EXERCISE PROMPT: Look through the listing below and report how many lines contain "Contains", as a bare number.

* Start DATA SUPPLIED *

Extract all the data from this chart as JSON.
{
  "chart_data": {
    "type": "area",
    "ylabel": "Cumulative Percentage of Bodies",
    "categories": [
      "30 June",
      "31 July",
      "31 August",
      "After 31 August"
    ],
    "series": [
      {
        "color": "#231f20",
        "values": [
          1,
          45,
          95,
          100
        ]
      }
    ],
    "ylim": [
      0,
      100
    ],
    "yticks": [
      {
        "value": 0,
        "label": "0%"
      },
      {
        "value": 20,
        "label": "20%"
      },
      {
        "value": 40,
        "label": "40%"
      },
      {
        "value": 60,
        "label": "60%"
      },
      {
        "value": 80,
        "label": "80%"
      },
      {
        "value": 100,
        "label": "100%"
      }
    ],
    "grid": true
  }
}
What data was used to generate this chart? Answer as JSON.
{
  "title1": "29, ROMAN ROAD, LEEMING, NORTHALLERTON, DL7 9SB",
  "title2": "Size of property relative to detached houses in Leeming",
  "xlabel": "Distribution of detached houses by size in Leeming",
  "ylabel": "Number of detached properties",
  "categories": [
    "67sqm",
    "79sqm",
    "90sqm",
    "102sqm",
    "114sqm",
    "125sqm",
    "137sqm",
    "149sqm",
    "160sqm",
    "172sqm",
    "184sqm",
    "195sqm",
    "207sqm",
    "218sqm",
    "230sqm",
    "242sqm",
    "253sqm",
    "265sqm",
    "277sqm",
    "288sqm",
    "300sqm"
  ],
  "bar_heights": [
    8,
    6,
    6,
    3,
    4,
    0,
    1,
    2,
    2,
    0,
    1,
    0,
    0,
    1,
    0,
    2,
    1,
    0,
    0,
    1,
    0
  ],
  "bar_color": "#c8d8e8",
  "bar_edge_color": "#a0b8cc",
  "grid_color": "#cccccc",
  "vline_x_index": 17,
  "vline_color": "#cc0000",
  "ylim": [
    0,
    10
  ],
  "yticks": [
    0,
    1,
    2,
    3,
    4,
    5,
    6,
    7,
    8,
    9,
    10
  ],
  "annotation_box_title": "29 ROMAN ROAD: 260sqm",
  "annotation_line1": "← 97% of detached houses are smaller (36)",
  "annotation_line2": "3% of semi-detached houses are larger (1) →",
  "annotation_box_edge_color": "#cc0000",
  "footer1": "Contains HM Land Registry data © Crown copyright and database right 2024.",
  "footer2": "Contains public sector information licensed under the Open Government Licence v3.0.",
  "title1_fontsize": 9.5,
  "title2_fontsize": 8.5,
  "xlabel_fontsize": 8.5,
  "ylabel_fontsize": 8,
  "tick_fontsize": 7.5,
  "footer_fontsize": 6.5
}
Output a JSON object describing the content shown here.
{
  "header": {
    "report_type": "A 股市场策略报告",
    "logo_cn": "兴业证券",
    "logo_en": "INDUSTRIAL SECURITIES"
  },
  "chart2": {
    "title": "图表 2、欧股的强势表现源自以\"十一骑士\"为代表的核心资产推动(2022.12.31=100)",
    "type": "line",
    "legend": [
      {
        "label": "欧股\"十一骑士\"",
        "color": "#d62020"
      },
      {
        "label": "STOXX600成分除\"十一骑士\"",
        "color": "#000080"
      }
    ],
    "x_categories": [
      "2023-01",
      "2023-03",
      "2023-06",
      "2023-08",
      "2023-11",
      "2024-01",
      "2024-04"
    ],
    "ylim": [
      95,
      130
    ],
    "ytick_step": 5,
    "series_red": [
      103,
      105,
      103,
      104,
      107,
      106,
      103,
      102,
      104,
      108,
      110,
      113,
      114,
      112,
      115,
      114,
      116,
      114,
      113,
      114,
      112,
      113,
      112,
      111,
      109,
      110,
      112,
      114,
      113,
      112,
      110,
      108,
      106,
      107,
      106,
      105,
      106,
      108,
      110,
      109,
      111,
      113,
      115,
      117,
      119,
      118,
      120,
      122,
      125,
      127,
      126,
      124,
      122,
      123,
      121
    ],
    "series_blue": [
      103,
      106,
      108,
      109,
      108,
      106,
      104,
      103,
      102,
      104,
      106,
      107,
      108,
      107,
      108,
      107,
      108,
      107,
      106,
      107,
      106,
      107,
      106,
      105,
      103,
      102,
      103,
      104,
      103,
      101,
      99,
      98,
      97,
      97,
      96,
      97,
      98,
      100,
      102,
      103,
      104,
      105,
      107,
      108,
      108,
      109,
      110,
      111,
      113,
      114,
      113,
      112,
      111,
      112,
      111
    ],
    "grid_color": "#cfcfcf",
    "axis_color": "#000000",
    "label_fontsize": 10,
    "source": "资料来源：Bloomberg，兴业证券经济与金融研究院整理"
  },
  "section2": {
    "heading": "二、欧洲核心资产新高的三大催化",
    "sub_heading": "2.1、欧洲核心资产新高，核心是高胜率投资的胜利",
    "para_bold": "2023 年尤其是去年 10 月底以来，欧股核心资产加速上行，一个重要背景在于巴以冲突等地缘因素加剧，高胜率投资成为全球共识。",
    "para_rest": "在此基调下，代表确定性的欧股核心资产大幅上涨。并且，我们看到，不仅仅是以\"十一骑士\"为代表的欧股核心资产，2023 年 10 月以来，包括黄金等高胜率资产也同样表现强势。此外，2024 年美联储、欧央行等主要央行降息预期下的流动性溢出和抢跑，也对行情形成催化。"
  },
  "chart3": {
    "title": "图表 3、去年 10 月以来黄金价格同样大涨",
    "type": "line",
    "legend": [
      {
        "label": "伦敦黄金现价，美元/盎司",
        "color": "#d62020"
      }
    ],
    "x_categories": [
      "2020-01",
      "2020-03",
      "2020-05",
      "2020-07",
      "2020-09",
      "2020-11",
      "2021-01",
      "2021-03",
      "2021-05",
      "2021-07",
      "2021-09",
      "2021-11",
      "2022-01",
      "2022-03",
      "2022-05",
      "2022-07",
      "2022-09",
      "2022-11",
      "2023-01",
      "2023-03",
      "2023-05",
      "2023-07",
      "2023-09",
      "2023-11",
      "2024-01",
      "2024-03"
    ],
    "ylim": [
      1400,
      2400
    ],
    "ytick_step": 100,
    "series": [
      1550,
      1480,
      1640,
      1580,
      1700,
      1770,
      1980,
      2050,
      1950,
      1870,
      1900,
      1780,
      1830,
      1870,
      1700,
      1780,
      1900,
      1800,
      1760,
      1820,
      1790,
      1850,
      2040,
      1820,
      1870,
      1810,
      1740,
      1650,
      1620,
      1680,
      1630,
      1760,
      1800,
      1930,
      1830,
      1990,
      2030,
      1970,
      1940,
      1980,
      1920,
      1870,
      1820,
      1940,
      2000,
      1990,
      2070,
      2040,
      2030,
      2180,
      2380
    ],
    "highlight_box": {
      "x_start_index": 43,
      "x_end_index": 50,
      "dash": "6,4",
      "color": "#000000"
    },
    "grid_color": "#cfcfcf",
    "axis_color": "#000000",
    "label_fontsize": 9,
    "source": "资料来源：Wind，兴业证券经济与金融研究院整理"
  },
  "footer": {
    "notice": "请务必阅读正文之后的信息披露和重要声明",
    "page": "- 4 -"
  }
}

* End DATA SUPPLIED *

OUTPUT BELOW: 2